(Records provided)
════════════════════

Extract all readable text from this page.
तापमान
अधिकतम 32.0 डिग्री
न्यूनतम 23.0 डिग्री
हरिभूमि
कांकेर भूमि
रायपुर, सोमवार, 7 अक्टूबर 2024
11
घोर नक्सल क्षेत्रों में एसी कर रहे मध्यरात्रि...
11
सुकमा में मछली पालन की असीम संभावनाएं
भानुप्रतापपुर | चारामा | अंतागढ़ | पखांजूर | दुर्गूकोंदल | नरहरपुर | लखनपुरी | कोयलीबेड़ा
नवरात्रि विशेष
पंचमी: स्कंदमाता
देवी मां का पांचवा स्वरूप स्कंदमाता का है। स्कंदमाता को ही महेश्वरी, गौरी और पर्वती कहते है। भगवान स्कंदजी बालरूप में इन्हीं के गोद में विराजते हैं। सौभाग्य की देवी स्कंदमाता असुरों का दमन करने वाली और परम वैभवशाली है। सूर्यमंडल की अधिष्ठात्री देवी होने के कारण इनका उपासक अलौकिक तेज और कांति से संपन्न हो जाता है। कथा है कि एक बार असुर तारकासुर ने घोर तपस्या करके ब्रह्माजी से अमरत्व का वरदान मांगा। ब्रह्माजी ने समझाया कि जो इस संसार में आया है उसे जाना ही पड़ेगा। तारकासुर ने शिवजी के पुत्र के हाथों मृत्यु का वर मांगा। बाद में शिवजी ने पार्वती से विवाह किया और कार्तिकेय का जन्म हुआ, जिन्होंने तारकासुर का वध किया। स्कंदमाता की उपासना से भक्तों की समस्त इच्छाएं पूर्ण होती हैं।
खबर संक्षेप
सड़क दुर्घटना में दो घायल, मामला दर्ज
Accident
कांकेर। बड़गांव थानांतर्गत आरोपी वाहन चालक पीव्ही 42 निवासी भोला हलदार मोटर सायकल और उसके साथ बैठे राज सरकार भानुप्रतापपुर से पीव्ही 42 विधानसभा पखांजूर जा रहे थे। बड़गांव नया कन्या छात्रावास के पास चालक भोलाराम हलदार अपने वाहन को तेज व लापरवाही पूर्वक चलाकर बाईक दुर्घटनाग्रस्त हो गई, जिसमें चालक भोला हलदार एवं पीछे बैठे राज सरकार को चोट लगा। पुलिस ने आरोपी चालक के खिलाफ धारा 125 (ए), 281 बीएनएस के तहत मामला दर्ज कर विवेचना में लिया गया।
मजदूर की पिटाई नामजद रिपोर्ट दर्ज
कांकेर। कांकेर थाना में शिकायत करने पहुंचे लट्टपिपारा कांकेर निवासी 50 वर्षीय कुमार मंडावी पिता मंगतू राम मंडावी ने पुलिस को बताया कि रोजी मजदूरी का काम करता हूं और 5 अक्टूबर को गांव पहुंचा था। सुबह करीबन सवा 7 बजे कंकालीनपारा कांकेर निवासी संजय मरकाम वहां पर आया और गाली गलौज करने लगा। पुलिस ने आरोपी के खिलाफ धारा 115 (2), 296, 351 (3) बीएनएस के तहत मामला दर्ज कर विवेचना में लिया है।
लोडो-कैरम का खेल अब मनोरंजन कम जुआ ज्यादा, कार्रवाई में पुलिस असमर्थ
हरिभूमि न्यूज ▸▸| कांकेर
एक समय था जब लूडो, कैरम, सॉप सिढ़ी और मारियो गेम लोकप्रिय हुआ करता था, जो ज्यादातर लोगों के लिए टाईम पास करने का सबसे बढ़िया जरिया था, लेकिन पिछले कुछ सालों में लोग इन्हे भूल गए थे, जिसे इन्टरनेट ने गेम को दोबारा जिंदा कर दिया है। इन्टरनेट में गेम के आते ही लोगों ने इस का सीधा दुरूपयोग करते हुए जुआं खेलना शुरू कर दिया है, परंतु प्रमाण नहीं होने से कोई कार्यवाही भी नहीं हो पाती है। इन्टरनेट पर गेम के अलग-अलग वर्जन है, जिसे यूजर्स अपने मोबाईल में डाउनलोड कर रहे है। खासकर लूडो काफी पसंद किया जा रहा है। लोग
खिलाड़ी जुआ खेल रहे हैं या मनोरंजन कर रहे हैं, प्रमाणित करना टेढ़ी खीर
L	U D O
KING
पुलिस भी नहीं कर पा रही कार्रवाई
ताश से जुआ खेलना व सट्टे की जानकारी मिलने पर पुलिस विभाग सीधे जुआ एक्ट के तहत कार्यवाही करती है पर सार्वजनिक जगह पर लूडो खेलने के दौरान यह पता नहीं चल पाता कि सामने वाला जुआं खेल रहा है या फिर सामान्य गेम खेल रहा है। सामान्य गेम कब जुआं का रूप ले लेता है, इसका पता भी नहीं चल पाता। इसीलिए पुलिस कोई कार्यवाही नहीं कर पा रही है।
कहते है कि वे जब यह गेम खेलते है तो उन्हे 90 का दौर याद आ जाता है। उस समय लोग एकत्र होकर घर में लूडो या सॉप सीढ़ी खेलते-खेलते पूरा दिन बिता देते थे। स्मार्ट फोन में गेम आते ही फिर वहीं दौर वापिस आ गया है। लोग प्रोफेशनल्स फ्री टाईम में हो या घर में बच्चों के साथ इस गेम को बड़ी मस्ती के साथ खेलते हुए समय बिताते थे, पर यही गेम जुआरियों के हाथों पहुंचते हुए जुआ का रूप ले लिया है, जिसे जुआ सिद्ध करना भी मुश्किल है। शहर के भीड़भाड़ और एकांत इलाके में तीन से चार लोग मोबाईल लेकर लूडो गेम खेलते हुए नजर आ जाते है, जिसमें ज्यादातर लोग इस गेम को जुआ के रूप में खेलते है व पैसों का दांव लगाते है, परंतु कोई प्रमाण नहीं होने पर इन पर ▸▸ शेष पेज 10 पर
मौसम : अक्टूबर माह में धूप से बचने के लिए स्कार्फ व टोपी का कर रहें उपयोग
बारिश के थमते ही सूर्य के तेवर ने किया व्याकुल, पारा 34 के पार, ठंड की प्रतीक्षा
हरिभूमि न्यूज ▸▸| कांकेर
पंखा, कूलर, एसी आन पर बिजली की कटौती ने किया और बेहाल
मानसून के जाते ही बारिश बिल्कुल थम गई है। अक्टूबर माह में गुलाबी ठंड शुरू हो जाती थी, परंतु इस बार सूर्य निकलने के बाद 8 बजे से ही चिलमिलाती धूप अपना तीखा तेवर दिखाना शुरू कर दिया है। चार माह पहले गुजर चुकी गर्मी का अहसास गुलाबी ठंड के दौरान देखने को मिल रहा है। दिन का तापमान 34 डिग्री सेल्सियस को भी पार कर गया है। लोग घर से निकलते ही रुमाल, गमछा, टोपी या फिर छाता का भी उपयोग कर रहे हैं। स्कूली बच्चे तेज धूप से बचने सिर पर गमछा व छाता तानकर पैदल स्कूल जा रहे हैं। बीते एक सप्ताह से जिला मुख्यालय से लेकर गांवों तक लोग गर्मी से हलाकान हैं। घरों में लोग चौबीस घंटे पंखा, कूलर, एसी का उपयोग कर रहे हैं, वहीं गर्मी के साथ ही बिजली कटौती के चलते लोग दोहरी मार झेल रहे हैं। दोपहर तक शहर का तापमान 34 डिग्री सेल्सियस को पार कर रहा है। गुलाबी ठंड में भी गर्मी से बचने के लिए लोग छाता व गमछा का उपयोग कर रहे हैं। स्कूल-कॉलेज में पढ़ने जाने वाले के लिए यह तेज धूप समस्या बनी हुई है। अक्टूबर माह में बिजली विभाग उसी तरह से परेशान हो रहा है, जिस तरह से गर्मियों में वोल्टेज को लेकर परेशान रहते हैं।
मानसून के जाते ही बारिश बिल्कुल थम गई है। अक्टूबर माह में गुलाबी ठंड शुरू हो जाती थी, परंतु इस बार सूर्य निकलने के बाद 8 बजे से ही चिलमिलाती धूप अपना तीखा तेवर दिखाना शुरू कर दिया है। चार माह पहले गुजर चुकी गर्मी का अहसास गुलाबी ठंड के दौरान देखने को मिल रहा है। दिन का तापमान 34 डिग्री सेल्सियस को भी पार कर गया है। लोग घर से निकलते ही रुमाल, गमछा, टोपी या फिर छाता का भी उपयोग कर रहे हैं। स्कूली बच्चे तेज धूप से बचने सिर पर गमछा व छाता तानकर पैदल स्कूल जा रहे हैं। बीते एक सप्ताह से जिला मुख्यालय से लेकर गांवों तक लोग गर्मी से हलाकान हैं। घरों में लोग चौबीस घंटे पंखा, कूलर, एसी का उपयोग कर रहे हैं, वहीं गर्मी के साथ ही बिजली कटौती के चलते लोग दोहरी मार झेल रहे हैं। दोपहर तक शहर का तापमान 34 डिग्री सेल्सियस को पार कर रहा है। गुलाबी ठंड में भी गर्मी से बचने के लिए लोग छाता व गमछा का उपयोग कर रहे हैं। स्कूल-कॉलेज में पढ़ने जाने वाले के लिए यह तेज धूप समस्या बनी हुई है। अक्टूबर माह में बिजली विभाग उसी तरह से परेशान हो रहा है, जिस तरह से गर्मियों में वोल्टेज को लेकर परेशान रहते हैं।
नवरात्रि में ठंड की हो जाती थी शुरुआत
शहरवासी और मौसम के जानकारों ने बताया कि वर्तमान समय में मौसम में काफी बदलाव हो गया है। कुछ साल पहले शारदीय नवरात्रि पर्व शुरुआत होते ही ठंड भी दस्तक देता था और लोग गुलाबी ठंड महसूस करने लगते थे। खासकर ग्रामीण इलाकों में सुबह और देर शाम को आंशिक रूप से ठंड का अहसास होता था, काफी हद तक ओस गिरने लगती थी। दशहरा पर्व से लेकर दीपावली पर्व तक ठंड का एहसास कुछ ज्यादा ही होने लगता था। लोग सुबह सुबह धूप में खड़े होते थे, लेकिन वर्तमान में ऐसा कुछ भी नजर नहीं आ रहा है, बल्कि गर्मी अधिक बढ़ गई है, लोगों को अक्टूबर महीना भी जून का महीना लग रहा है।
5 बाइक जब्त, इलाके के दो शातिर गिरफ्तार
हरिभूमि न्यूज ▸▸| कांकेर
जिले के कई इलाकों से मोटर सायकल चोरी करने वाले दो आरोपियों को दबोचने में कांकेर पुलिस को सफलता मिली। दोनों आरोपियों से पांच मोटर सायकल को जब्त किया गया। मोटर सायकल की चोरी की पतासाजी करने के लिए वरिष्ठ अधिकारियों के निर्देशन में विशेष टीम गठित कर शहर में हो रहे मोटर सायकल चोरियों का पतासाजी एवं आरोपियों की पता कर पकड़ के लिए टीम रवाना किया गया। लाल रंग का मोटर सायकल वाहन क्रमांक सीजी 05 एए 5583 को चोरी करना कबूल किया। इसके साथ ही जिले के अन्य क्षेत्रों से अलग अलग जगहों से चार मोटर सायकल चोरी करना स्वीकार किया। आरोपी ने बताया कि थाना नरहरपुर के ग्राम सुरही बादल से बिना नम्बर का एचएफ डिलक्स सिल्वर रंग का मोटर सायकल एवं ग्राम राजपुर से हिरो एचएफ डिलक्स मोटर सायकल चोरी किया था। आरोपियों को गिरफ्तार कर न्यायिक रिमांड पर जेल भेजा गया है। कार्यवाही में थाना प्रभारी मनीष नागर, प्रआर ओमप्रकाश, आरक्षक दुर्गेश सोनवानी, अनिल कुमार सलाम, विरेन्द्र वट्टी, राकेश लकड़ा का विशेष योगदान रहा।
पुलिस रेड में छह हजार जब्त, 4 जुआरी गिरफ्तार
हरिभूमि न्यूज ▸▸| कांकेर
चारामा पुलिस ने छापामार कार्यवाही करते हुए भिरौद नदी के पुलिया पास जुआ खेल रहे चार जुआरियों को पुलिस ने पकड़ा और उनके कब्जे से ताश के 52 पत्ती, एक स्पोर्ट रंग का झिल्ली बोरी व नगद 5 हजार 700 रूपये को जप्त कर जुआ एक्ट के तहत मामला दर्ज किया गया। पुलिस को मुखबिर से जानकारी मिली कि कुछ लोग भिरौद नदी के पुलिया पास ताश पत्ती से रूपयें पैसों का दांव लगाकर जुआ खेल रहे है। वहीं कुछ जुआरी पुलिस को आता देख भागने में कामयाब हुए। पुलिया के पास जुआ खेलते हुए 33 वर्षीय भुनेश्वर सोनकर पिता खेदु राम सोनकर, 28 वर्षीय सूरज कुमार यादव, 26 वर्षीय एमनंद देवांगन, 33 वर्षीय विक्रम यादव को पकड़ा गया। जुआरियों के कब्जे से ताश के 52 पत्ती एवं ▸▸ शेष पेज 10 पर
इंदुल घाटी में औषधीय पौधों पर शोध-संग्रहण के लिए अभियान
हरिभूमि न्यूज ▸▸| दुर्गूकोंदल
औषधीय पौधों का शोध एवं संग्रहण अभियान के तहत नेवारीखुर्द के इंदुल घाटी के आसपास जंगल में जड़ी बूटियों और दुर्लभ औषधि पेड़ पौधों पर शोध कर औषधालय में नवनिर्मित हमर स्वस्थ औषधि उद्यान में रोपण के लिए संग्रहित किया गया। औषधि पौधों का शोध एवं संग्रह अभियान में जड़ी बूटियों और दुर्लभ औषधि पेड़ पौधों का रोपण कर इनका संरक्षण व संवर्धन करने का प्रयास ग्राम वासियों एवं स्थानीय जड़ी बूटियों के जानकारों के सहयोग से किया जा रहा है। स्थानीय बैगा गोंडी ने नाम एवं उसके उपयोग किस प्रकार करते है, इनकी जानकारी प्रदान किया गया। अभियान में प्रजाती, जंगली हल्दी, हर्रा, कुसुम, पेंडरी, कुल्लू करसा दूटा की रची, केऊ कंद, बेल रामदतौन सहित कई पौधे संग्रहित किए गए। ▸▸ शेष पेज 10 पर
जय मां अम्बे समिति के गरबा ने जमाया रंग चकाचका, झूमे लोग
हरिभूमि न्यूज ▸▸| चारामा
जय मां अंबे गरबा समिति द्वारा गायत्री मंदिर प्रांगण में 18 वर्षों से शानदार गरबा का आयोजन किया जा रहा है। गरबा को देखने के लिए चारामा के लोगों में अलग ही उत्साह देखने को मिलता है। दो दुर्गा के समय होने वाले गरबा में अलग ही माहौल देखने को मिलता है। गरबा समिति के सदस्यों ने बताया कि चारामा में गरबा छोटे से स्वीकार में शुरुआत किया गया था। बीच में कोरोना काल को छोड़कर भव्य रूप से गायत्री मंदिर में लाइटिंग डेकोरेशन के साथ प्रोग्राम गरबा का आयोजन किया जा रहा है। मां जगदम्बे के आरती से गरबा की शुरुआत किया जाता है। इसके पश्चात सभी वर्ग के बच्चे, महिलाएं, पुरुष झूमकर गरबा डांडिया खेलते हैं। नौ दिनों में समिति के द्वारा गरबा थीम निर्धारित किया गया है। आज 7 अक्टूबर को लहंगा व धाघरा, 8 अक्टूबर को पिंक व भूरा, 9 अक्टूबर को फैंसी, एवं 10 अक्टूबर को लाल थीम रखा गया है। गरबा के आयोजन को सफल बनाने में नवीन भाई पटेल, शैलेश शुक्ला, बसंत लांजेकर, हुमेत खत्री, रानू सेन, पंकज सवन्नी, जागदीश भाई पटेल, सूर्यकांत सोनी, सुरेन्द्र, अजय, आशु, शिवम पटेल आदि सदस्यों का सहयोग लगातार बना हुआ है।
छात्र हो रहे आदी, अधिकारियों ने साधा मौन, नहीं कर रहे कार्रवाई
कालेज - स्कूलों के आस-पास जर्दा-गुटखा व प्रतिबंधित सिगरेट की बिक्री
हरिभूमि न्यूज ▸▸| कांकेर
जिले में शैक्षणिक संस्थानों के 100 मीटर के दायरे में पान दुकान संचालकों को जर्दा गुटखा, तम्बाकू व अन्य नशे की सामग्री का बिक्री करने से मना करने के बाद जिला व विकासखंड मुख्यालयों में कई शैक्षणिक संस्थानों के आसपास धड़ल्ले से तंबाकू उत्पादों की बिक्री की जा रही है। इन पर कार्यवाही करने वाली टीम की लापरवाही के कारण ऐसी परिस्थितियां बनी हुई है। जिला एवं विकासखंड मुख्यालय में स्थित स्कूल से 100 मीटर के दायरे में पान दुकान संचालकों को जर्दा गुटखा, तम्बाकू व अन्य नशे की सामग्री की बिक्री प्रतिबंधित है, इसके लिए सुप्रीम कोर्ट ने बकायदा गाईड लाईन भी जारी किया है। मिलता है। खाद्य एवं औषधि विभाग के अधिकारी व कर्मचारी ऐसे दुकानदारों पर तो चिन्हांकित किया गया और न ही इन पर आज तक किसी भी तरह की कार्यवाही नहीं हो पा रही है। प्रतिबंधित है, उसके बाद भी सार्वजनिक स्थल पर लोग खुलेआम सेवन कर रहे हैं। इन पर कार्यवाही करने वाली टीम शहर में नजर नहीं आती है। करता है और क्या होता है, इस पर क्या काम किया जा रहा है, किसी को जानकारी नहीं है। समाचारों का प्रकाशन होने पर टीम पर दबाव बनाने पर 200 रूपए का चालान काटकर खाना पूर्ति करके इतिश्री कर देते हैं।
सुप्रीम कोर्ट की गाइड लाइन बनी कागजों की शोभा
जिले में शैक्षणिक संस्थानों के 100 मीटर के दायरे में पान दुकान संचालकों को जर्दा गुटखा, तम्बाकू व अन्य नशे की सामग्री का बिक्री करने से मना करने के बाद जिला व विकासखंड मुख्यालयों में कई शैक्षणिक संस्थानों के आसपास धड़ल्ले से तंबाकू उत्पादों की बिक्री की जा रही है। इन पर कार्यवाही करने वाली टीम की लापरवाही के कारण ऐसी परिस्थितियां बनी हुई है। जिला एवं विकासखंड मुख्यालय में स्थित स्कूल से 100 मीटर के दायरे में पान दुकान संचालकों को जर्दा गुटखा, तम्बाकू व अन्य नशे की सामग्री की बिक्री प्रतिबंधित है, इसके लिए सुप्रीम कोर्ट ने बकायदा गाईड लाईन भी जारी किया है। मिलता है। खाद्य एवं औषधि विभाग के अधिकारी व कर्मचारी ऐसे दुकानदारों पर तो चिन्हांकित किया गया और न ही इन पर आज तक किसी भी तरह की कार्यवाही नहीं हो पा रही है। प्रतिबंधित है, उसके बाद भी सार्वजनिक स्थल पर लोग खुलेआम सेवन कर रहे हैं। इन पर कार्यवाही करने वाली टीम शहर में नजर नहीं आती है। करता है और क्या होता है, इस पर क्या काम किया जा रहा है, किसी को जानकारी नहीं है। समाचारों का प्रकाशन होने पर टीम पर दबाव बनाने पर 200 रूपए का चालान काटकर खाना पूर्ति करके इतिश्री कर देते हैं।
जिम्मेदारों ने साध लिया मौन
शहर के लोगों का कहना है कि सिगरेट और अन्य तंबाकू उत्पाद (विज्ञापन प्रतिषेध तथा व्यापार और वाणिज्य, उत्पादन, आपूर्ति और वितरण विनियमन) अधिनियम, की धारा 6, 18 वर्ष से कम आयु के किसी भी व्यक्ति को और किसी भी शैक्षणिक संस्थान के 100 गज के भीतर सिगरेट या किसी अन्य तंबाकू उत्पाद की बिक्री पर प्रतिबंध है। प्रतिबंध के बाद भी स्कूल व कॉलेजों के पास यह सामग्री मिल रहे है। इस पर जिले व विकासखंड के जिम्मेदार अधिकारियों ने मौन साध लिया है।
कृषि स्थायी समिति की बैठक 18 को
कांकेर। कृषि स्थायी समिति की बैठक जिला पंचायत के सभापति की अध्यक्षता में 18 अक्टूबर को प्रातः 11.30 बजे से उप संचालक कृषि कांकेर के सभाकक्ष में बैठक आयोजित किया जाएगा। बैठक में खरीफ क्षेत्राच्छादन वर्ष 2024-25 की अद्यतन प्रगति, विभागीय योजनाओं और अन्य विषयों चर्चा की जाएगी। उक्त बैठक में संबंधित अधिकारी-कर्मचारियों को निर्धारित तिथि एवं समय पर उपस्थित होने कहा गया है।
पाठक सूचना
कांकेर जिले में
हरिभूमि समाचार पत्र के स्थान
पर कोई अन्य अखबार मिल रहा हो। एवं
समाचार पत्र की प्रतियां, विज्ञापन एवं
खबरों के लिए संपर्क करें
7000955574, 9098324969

════════════════════

Check every line of the data above for the string "नरहरप", and copy those that have it.

(Task solution)
भानुप्रतापपुर | चारामा | अंतागढ़ | पखांजूर | दुर्गूकोंदल | नरहरपुर | लखनपुरी | कोयलीबेड़ा
जिले के कई इलाकों से मोटर सायकल चोरी करने वाले दो आरोपियों को दबोचने में कांकेर पुलिस को सफलता मिली। दोनों आरोपियों से पांच मोटर सायकल को जब्त किया गया। मोटर सायकल की चोरी की पतासाजी करने के लिए वरिष्ठ अधिकारियों के निर्देशन में विशेष टीम गठित कर शहर में हो रहे मोटर सायकल चोरियों का पतासाजी एवं आरोपियों की पता कर पकड़ के लिए टीम रवाना किया गया। लाल रंग का मोटर सायकल वाहन क्रमांक सीजी 05 एए 5583 को चोरी करना कबूल किया। इसके साथ ही जिले के अन्य क्षेत्रों से अलग अलग जगहों से चार मोटर सायकल चोरी करना स्वीकार किया। आरोपी ने बताया कि थाना नरहरपुर के ग्राम सुरही बादल से बिना नम्बर का एचएफ डिलक्स सिल्वर रंग का मोटर सायकल एवं ग्राम राजपुर से हिरो एचएफ डिलक्स मोटर सायकल चोरी किया था। आरोपियों को गिरफ्तार कर न्यायिक रिमांड पर जेल भेजा गया है। कार्यवाही में थाना प्रभारी मनीष नागर, प्रआर ओमप्रकाश, आरक्षक दुर्गेश सोनवानी, अनिल कुमार सलाम, विरेन्द्र वट्टी, राकेश लकड़ा का विशेष योगदान रहा।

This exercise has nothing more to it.